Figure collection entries
== == ==

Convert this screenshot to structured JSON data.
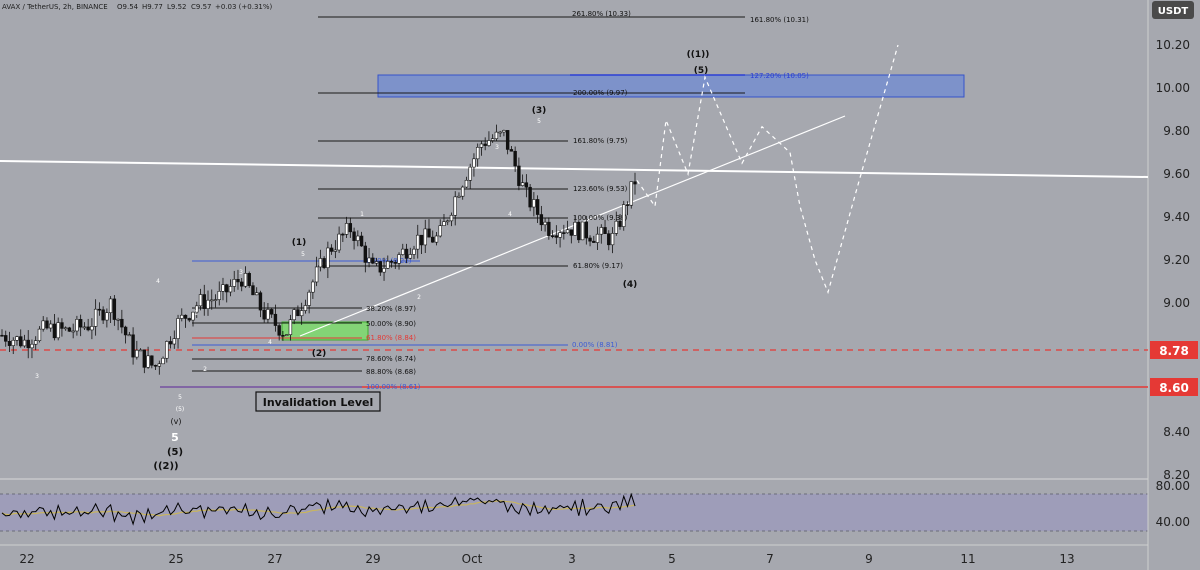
{
  "header": {
    "symbol": "AVAX / TetherUS, 2h, BINANCE",
    "open": "O9.54",
    "high": "H9.77",
    "low": "L9.52",
    "close": "C9.57",
    "change": "+0.03 (+0.31%)"
  },
  "currency_badge": "USDT",
  "colors": {
    "background": "#a6a8af",
    "candle": "#111111",
    "red_line": "#e53935",
    "target_zone": "#5b7fe0",
    "support_zone": "#7ddc6c",
    "rsi_panel": "#9c9bbb",
    "rsi_line": "#000000",
    "rsi_ma": "#c8b560",
    "projection": "#ffffff"
  },
  "chart_data": {
    "type": "line",
    "title": "",
    "xlabel": "",
    "ylabel": "",
    "ylim": [
      8.2,
      10.31
    ],
    "y_ticks": [
      "10.20",
      "10.00",
      "9.80",
      "9.60",
      "9.40",
      "9.20",
      "9.00",
      "8.80",
      "8.40",
      "8.20"
    ],
    "x_ticks": [
      "22",
      "25",
      "27",
      "29",
      "Oct",
      "3",
      "5",
      "7",
      "9",
      "11",
      "13"
    ],
    "price_badges": [
      {
        "value": "8.78",
        "color": "#e53935"
      },
      {
        "value": "8.60",
        "color": "#e53935"
      }
    ],
    "series": [
      {
        "x": [
          "22",
          "22.5",
          "23",
          "23.5",
          "24",
          "24.5",
          "25",
          "25.5",
          "26",
          "26.5",
          "27",
          "27.3",
          "27.5",
          "27.8",
          "28",
          "28.5",
          "29",
          "29.5",
          "30",
          "30.5",
          "Oct",
          "Oct 1.5",
          "2",
          "2.3",
          "2.6",
          "3",
          "3.3",
          "3.6",
          "4",
          "4.3"
        ],
        "values": [
          8.85,
          8.82,
          8.88,
          8.87,
          8.9,
          9.0,
          8.78,
          8.7,
          8.9,
          9.0,
          9.03,
          9.12,
          8.95,
          8.86,
          9.05,
          9.25,
          9.35,
          9.15,
          9.2,
          9.3,
          9.3,
          9.55,
          9.75,
          9.78,
          9.5,
          9.35,
          9.35,
          9.32,
          9.3,
          9.57
        ]
      }
    ],
    "projection": {
      "x": [
        "4.3",
        "4.5",
        "4.7",
        "5",
        "5.3",
        "5.7",
        "6.2",
        "6.7",
        "7",
        "7.5",
        "8.2",
        "8.8",
        "9.3"
      ],
      "values": [
        9.57,
        9.45,
        9.85,
        9.6,
        10.05,
        9.65,
        9.82,
        9.7,
        9.45,
        9.2,
        9.05,
        9.55,
        10.2
      ]
    },
    "rsi": {
      "ticks": [
        "80.00",
        "40.00"
      ]
    },
    "fib_levels": [
      {
        "label": "261.80% (10.33)",
        "price": 10.33
      },
      {
        "label": "161.80% (10.31)",
        "price": 10.31
      },
      {
        "label": "127.20% (10.05)",
        "price": 10.05
      },
      {
        "label": "200.00% (9.97)",
        "price": 9.97
      },
      {
        "label": "161.80% (9.75)",
        "price": 9.75
      },
      {
        "label": "123.60% (9.53)",
        "price": 9.53
      },
      {
        "label": "100.00% (9.38)",
        "price": 9.38
      },
      {
        "label": "61.80% (9.17)",
        "price": 9.17
      },
      {
        "label": "0.00% (9.22)",
        "price": 9.22
      },
      {
        "label": "38.20% (8.97)",
        "price": 8.97
      },
      {
        "label": "50.00% (8.90)",
        "price": 8.9
      },
      {
        "label": "61.80% (8.84)",
        "price": 8.84
      },
      {
        "label": "0.00% (8.81)",
        "price": 8.81
      },
      {
        "label": "78.60% (8.74)",
        "price": 8.74
      },
      {
        "label": "88.80% (8.68)",
        "price": 8.68
      },
      {
        "label": "100.00% (8.61)",
        "price": 8.61
      }
    ],
    "wave_labels": [
      "((1))",
      "(5)",
      "(3)",
      "5",
      "3",
      "4",
      "(4)",
      "1",
      "2",
      "(1)",
      "5",
      "4",
      "3",
      "1",
      "4",
      "(2)",
      "2",
      "3",
      "5",
      "(5)",
      "(v)",
      "5",
      "(5)",
      "((2))"
    ],
    "annotation": "Invalidation Level"
  }
}
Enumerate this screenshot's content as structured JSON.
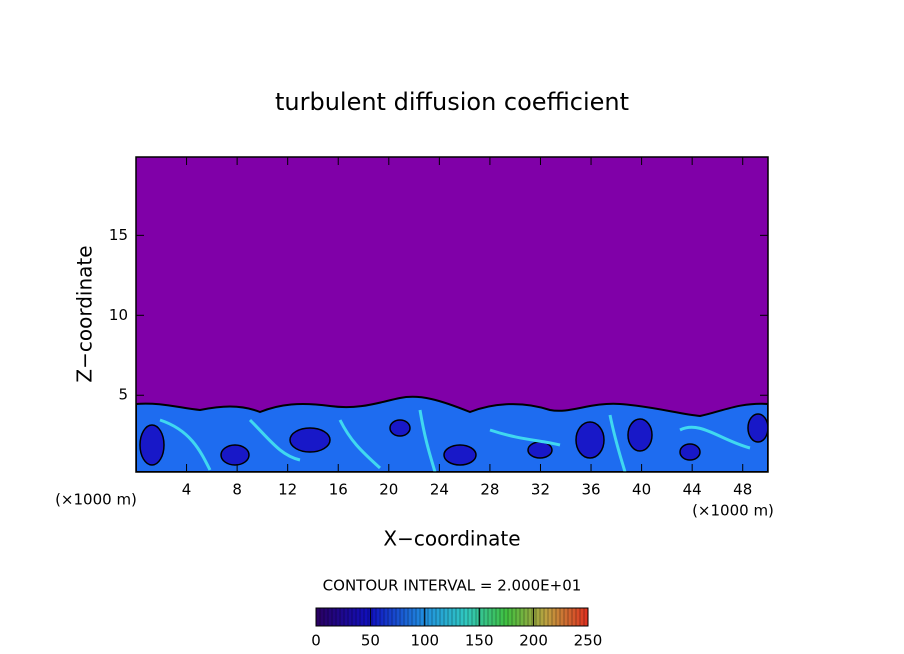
{
  "chart_data": {
    "type": "contour",
    "title": "turbulent diffusion coefficient",
    "x_label": "X−coordinate",
    "y_label": "Z−coordinate",
    "x_unit": "(×1000 m)",
    "y_unit": "(×1000 m)",
    "xlim": [
      0,
      50
    ],
    "xticks": [
      4,
      8,
      12,
      16,
      20,
      24,
      28,
      32,
      36,
      40,
      44,
      48
    ],
    "ylim": [
      0.2,
      19.9
    ],
    "yticks": [
      5,
      10,
      15
    ],
    "contour_note": "CONTOUR INTERVAL = 2.000E+01",
    "colorbar_lim": [
      0,
      250
    ],
    "colorbar_ticks": [
      0,
      50,
      100,
      150,
      200,
      250
    ],
    "background_color": "#8000a8"
  }
}
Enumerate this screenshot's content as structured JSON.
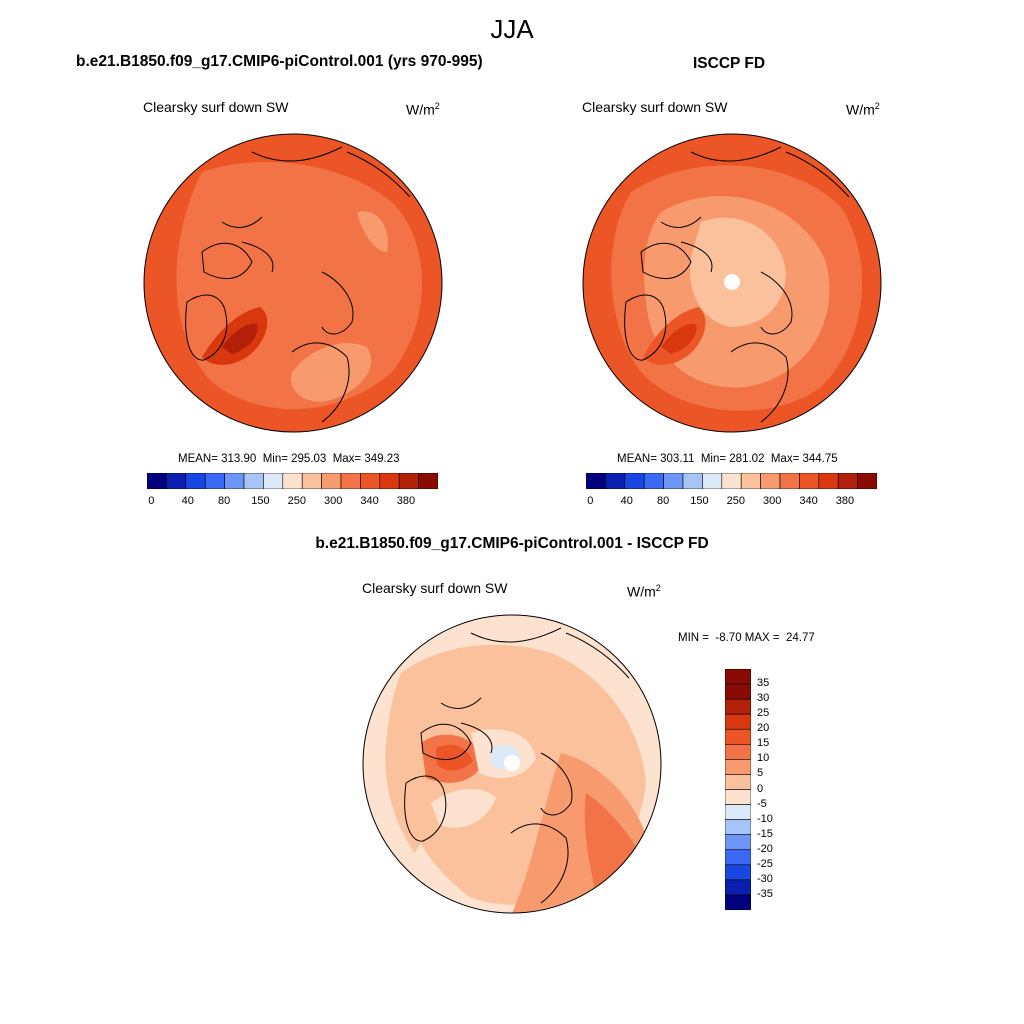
{
  "title": "JJA",
  "panels": [
    {
      "title": "b.e21.B1850.f09_g17.CMIP6-piControl.001 (yrs 970-995)",
      "variable": "Clearsky surf down SW",
      "units_base": "W/m",
      "units_exp": "2",
      "stats": "MEAN= 313.90  Min= 295.03  Max= 349.23"
    },
    {
      "title": "ISCCP FD",
      "variable": "Clearsky surf down SW",
      "units_base": "W/m",
      "units_exp": "2",
      "stats": "MEAN= 303.11  Min= 281.02  Max= 344.75"
    }
  ],
  "abs_colorbar": {
    "labels": [
      "0",
      "40",
      "80",
      "150",
      "250",
      "300",
      "340",
      "380"
    ],
    "colors": [
      "#00007f",
      "#0a1fb0",
      "#1846e0",
      "#3a6af5",
      "#6d95f7",
      "#a7c4f7",
      "#dce9f8",
      "#fde3cf",
      "#fbc19c",
      "#f79a6e",
      "#f27446",
      "#ec5526",
      "#d9380f",
      "#b3200a",
      "#8a0b04"
    ]
  },
  "diff": {
    "title": "b.e21.B1850.f09_g17.CMIP6-piControl.001 - ISCCP FD",
    "variable": "Clearsky surf down SW",
    "units_base": "W/m",
    "units_exp": "2",
    "stats": "MIN =  -8.70 MAX =  24.77",
    "colorbar_labels": [
      "35",
      "30",
      "25",
      "20",
      "15",
      "10",
      "5",
      "0",
      "-5",
      "-10",
      "-15",
      "-20",
      "-25",
      "-30",
      "-35"
    ],
    "colors": [
      "#8a0b04",
      "#b3200a",
      "#d9380f",
      "#ec5526",
      "#f27446",
      "#f79a6e",
      "#fbc19c",
      "#fde3cf",
      "#dce9f8",
      "#a7c4f7",
      "#6d95f7",
      "#3a6af5",
      "#1846e0",
      "#0a1fb0",
      "#00007f"
    ]
  }
}
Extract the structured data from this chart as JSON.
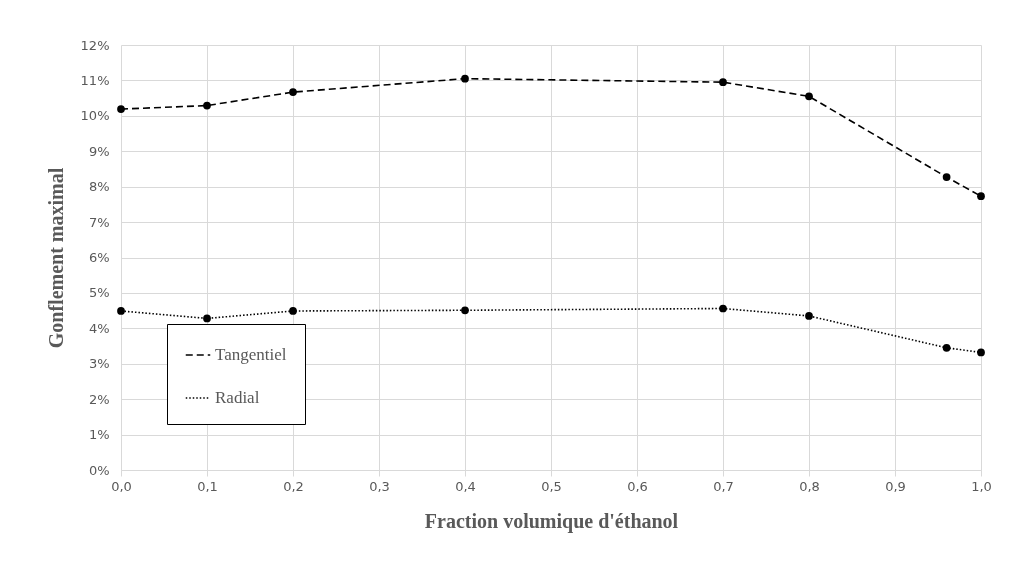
{
  "chart_data": {
    "type": "line",
    "xlabel": "Fraction volumique d'éthanol",
    "ylabel": "Gonflement maximal",
    "x": [
      0,
      0.1,
      0.2,
      0.4,
      0.7,
      0.8,
      0.96,
      1.0
    ],
    "series": [
      {
        "name": "Tangentiel",
        "color": "#000000",
        "line_style": "dashed",
        "values": [
          10.19,
          10.29,
          10.67,
          11.05,
          10.95,
          10.55,
          8.27,
          7.73
        ]
      },
      {
        "name": "Radial",
        "color": "#000000",
        "line_style": "dotted",
        "values": [
          4.49,
          4.28,
          4.49,
          4.51,
          4.56,
          4.35,
          3.45,
          3.32
        ]
      }
    ],
    "xlim": [
      0,
      1
    ],
    "xticks": [
      {
        "value": 0,
        "label": "0,0"
      },
      {
        "value": 0.1,
        "label": "0,1"
      },
      {
        "value": 0.2,
        "label": "0,2"
      },
      {
        "value": 0.3,
        "label": "0,3"
      },
      {
        "value": 0.4,
        "label": "0,4"
      },
      {
        "value": 0.5,
        "label": "0,5"
      },
      {
        "value": 0.6,
        "label": "0,6"
      },
      {
        "value": 0.7,
        "label": "0,7"
      },
      {
        "value": 0.8,
        "label": "0,8"
      },
      {
        "value": 0.9,
        "label": "0,9"
      },
      {
        "value": 1,
        "label": "1,0"
      }
    ],
    "ylim": [
      0,
      12
    ],
    "yticks": [
      {
        "value": 0,
        "label": "0%"
      },
      {
        "value": 1,
        "label": "1%"
      },
      {
        "value": 2,
        "label": "2%"
      },
      {
        "value": 3,
        "label": "3%"
      },
      {
        "value": 4,
        "label": "4%"
      },
      {
        "value": 5,
        "label": "5%"
      },
      {
        "value": 6,
        "label": "6%"
      },
      {
        "value": 7,
        "label": "7%"
      },
      {
        "value": 8,
        "label": "8%"
      },
      {
        "value": 9,
        "label": "9%"
      },
      {
        "value": 10,
        "label": "10%"
      },
      {
        "value": 11,
        "label": "11%"
      },
      {
        "value": 12,
        "label": "12%"
      }
    ],
    "grid": true,
    "legend": "bottom left",
    "marker": "circle"
  }
}
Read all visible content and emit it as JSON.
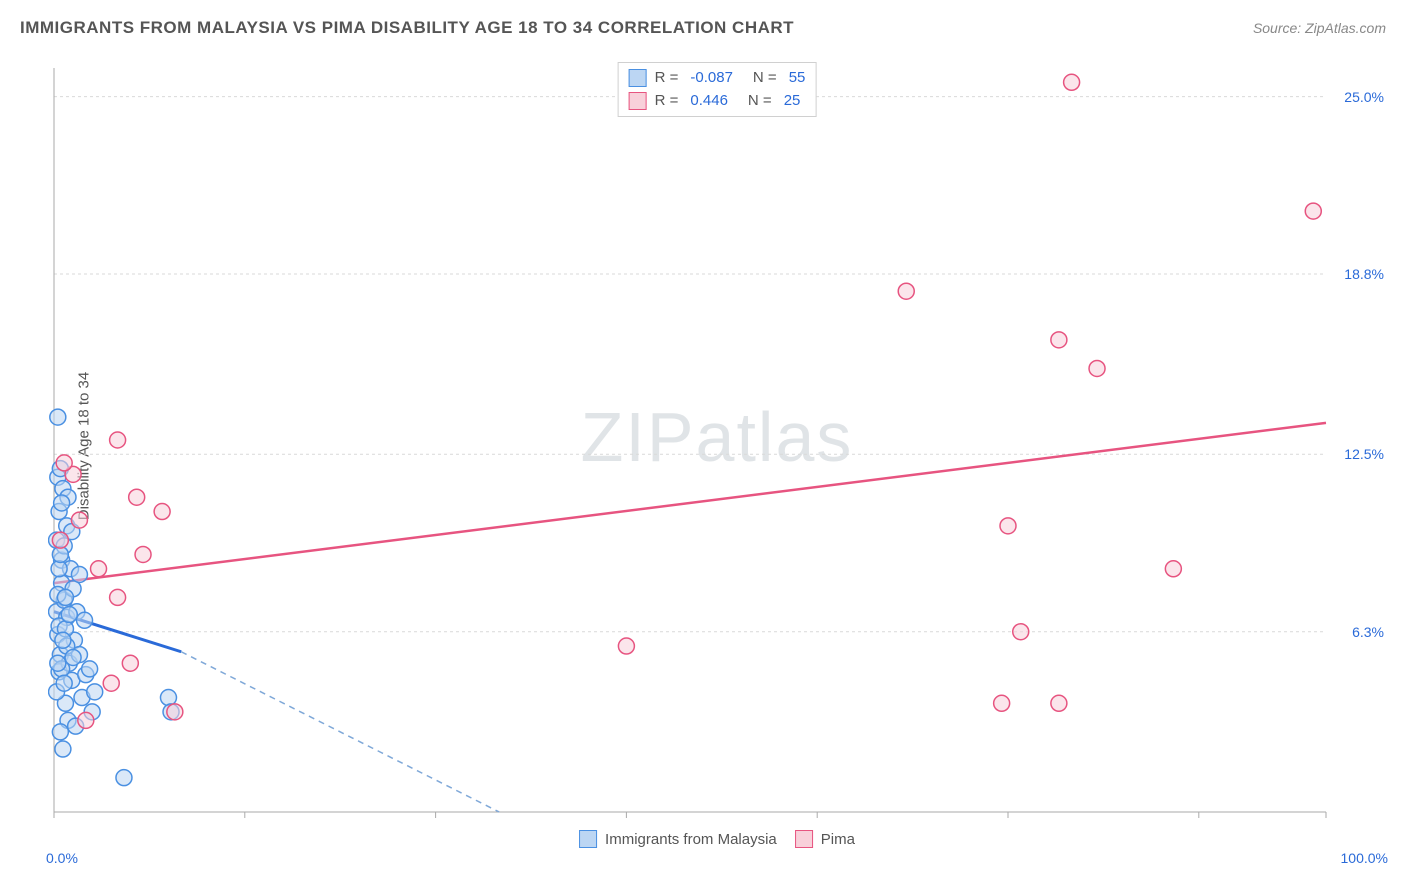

== == ==

## What you are asked to do
Check the records above line by line and tally those holding the string "structured". Answer with the number only.

## Response
4